Dataset rows —

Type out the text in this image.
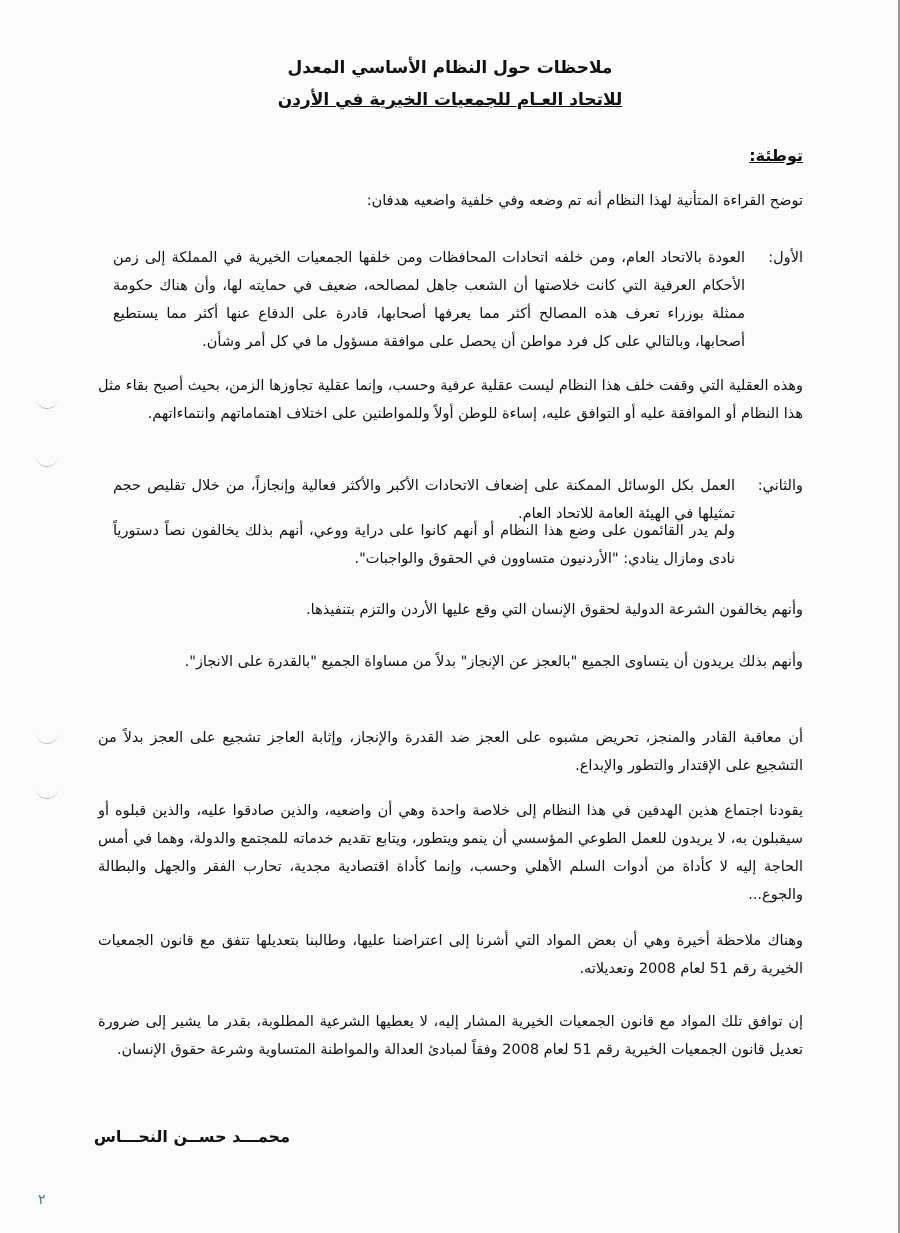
ملاحظات حول النظام الأساسي المعدل
للاتحاد العـام للجمعيات الخيرية في الأردن
توطئة:
توضح القراءة المتأنية لهذا النظام أنه تم وضعه وفي خلفية واضعيه هدفان:
الأول:
العودة بالاتحاد العام، ومن خلفه اتحادات المحافظات ومن خلفها الجمعيات الخيرية في المملكة إلى زمن الأحكام العرفية التي كانت خلاصتها أن الشعب جاهل لمصالحه، ضعيف في حمايته لها، وأن هناك حكومة ممثلة بوزراء تعرف هذه المصالح أكثر مما يعرفها أصحابها، قادرة على الدفاع عنها أكثر مما يستطيع أصحابها، وبالتالي على كل فرد مواطن أن يحصل على موافقة مسؤول ما في كل أمر وشأن.
وهذه العقلية التي وقفت خلف هذا النظام ليست عقلية عرفية وحسب، وإنما عقلية تجاوزها الزمن، بحيث أصبح بقاء مثل هذا النظام أو الموافقة عليه أو التوافق عليه، إساءة للوطن أولاً وللمواطنين على اختلاف اهتماماتهم وانتماءاتهم.
والثاني:
العمل بكل الوسائل الممكنة على إضعاف الاتحادات الأكبر والأكثر فعالية وإنجازاً، من خلال تقليص حجم تمثيلها في الهيئة العامة للاتحاد العام.
ولم يدر القائمون على وضع هذا النظام أو أنهم كانوا على دراية ووعي، أنهم بذلك يخالفون نصاً دستورياً نادى ومازال ينادي: "الأردنيون متساوون في الحقوق والواجبات".
وأنهم يخالفون الشرعة الدولية لحقوق الإنسان التي وقع عليها الأردن والتزم بتنفيذها.
وأنهم بذلك يريدون أن يتساوى الجميع "بالعجز عن الإنجاز" بدلاً من مساواة الجميع "بالقدرة على الانجاز".
أن معاقبة القادر والمنجز، تحريض مشبوه على العجز ضد القدرة والإنجاز، وإثابة العاجز تشجيع على العجز بدلاً من التشجيع على الإقتدار والتطور والإبداع.
يقودنا اجتماع هذين الهدفين في هذا النظام إلى خلاصة واحدة وهي أن واضعيه، والذين صادقوا عليه، والذين قبلوه أو سيقبلون به، لا يريدون للعمل الطوعي المؤسسي أن ينمو ويتطور، ويتابع تقديم خدماته للمجتمع والدولة، وهما في أمس الحاجة إليه لا كأداة من أدوات السلم الأهلي وحسب، وإنما كأداة اقتصادية مجدية، تحارب الفقر والجهل والبطالة والجوع...
وهناك ملاحظة أخيرة وهي أن بعض المواد التي أشرنا إلى اعتراضنا عليها، وطالبنا بتعديلها تتفق مع قانون الجمعيات الخيرية رقم 51 لعام 2008 وتعديلاته.
إن توافق تلك المواد مع قانون الجمعيات الخيرية المشار إليه، لا يعطيها الشرعية المطلوبة، بقدر ما يشير إلى ضرورة تعديل قانون الجمعيات الخيرية رقم 51 لعام 2008 وفقاً لمبادئ العدالة والمواطنة المتساوية وشرعة حقوق الإنسان.
محمـــد حســن النحـــاس
٢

Your instructions —
Copy every line in the listing above where the string "بذلك" turns up.

Solution —
ولم يدر القائمون على وضع هذا النظام أو أنهم كانوا على دراية ووعي، أنهم بذلك يخالفون نصاً دستورياً نادى ومازال ينادي: "الأردنيون متساوون في الحقوق والواجبات".
وأنهم بذلك يريدون أن يتساوى الجميع "بالعجز عن الإنجاز" بدلاً من مساواة الجميع "بالقدرة على الانجاز".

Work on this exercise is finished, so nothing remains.